Required work: Everything in the listing should be restated word for word.

Entries provided:
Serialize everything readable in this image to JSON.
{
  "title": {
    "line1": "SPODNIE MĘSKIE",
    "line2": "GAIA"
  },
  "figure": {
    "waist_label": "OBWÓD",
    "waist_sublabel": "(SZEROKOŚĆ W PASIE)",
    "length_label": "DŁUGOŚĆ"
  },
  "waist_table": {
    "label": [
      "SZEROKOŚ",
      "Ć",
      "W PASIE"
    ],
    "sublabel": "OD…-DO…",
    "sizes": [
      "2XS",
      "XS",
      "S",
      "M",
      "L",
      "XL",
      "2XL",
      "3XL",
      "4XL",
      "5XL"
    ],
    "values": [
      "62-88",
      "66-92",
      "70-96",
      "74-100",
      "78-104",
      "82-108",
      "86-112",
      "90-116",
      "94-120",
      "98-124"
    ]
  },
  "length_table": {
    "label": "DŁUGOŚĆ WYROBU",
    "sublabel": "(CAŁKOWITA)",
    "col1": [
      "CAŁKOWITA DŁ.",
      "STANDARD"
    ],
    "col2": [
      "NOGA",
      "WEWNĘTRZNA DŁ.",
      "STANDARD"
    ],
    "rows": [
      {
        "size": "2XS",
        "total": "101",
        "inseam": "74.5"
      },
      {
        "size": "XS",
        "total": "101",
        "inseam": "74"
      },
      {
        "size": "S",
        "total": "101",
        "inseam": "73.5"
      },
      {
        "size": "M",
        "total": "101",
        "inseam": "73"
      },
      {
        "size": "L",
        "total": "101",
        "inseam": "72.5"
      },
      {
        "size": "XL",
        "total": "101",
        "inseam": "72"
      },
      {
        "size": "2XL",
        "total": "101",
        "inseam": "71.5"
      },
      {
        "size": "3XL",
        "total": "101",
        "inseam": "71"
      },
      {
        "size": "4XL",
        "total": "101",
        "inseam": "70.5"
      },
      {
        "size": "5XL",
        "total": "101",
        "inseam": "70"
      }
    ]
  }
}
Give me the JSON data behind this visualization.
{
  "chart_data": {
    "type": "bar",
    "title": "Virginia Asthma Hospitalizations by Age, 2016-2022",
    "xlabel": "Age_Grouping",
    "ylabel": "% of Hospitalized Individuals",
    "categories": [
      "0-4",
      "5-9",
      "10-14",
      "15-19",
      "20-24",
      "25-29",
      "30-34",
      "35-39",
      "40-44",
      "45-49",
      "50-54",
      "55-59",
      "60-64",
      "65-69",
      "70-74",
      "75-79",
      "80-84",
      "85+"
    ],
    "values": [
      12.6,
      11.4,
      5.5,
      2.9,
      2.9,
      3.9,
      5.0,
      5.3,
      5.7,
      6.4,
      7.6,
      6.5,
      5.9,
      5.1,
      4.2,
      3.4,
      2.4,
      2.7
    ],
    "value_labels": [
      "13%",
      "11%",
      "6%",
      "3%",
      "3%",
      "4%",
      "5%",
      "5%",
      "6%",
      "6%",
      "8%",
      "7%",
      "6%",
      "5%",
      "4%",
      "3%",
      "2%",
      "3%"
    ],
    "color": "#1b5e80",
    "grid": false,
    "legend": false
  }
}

Solution:
Serialize everything readable in this image to JSON.
{
  "title": {
    "line1": "SPODNIE MĘSKIE",
    "line2": "GAIA"
  },
  "figure": {
    "waist_label": "OBWÓD",
    "waist_sublabel": "(SZEROKOŚĆ W PASIE)",
    "length_label": "DŁUGOŚĆ"
  },
  "waist_table": {
    "label": [
      "SZEROKOŚ",
      "Ć",
      "W PASIE"
    ],
    "sublabel": "OD…-DO…",
    "sizes": [
      "2XS",
      "XS",
      "S",
      "M",
      "L",
      "XL",
      "2XL",
      "3XL",
      "4XL",
      "5XL"
    ],
    "values": [
      "62-88",
      "66-92",
      "70-96",
      "74-100",
      "78-104",
      "82-108",
      "86-112",
      "90-116",
      "94-120",
      "98-124"
    ]
  },
  "length_table": {
    "label": "DŁUGOŚĆ WYROBU",
    "sublabel": "(CAŁKOWITA)",
    "col1": [
      "CAŁKOWITA DŁ.",
      "STANDARD"
    ],
    "col2": [
      "NOGA",
      "WEWNĘTRZNA DŁ.",
      "STANDARD"
    ],
    "rows": [
      {
        "size": "2XS",
        "total": "101",
        "inseam": "74.5"
      },
      {
        "size": "XS",
        "total": "101",
        "inseam": "74"
      },
      {
        "size": "S",
        "total": "101",
        "inseam": "73.5"
      },
      {
        "size": "M",
        "total": "101",
        "inseam": "73"
      },
      {
        "size": "L",
        "total": "101",
        "inseam": "72.5"
      },
      {
        "size": "XL",
        "total": "101",
        "inseam": "72"
      },
      {
        "size": "2XL",
        "total": "101",
        "inseam": "71.5"
      },
      {
        "size": "3XL",
        "total": "101",
        "inseam": "71"
      },
      {
        "size": "4XL",
        "total": "101",
        "inseam": "70.5"
      },
      {
        "size": "5XL",
        "total": "101",
        "inseam": "70"
      }
    ]
  }
}
Give me the JSON data behind this visualization.
{
  "chart_data": {
    "type": "bar",
    "title": "Virginia Asthma Hospitalizations by Age, 2016-2022",
    "xlabel": "Age_Grouping",
    "ylabel": "% of Hospitalized Individuals",
    "categories": [
      "0-4",
      "5-9",
      "10-14",
      "15-19",
      "20-24",
      "25-29",
      "30-34",
      "35-39",
      "40-44",
      "45-49",
      "50-54",
      "55-59",
      "60-64",
      "65-69",
      "70-74",
      "75-79",
      "80-84",
      "85+"
    ],
    "values": [
      12.6,
      11.4,
      5.5,
      2.9,
      2.9,
      3.9,
      5.0,
      5.3,
      5.7,
      6.4,
      7.6,
      6.5,
      5.9,
      5.1,
      4.2,
      3.4,
      2.4,
      2.7
    ],
    "value_labels": [
      "13%",
      "11%",
      "6%",
      "3%",
      "3%",
      "4%",
      "5%",
      "5%",
      "6%",
      "6%",
      "8%",
      "7%",
      "6%",
      "5%",
      "4%",
      "3%",
      "2%",
      "3%"
    ],
    "color": "#1b5e80",
    "grid": false,
    "legend": false
  }
}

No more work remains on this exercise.